>>>>
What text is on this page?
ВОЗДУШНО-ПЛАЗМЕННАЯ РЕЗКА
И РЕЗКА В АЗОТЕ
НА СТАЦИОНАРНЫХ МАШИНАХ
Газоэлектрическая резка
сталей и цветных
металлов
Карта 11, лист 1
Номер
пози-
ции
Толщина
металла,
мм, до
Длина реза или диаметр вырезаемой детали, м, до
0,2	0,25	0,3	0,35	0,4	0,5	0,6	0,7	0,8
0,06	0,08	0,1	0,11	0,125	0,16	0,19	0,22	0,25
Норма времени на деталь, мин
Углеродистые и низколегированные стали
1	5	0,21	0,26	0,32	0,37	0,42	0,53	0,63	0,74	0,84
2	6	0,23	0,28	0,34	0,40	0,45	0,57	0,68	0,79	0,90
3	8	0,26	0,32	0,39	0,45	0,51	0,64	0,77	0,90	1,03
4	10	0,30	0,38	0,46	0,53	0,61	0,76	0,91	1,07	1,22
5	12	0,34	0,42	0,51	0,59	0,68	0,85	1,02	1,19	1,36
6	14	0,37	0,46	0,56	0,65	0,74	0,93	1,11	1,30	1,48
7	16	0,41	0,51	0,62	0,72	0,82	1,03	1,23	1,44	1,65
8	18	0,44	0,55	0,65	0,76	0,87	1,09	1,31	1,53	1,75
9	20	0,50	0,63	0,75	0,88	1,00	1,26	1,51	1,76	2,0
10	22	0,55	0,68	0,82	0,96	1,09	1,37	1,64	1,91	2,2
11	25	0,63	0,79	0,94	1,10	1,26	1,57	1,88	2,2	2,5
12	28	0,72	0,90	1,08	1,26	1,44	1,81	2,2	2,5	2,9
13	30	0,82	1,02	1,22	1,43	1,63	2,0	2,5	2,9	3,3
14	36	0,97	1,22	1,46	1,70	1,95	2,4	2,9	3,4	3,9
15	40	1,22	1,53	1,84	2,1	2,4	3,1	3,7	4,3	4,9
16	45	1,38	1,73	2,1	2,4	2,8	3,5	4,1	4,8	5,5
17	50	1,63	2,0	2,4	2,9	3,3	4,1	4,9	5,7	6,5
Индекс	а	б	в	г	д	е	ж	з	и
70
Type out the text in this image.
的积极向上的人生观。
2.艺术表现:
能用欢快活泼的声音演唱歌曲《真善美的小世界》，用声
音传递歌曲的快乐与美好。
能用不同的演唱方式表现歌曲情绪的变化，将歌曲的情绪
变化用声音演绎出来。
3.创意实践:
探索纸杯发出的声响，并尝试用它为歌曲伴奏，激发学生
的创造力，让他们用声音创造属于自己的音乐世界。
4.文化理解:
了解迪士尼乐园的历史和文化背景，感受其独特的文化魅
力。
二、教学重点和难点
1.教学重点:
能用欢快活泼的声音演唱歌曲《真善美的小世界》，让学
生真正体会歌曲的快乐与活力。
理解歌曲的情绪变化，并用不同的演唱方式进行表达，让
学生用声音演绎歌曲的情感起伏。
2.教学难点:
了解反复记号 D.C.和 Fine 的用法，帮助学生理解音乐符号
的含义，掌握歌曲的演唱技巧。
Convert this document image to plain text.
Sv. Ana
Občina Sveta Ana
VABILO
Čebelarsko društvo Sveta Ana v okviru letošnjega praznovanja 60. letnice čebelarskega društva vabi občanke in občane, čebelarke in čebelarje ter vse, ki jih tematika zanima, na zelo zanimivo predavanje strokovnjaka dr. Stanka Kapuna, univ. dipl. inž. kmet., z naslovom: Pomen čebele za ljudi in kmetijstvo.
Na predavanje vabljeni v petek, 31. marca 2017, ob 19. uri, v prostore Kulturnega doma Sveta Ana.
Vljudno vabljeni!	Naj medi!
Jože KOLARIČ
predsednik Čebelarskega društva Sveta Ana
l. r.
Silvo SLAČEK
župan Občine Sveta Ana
<<<<
Copy each line that contains the word "Sveta".

Občina Sveta Ana
Čebelarsko društvo Sveta Ana v okviru letošnjega praznovanja 60. letnice čebelarskega društva vabi občanke in občane, čebelarke in čebelarje ter vse, ki jih tematika zanima, na zelo zanimivo predavanje strokovnjaka dr. Stanka Kapuna, univ. dipl. inž. kmet., z naslovom: Pomen čebele za ljudi in kmetijstvo.
Na predavanje vabljeni v petek, 31. marca 2017, ob 19. uri, v prostore Kulturnega doma Sveta Ana.
predsednik Čebelarskega društva Sveta Ana
župan Občine Sveta Ana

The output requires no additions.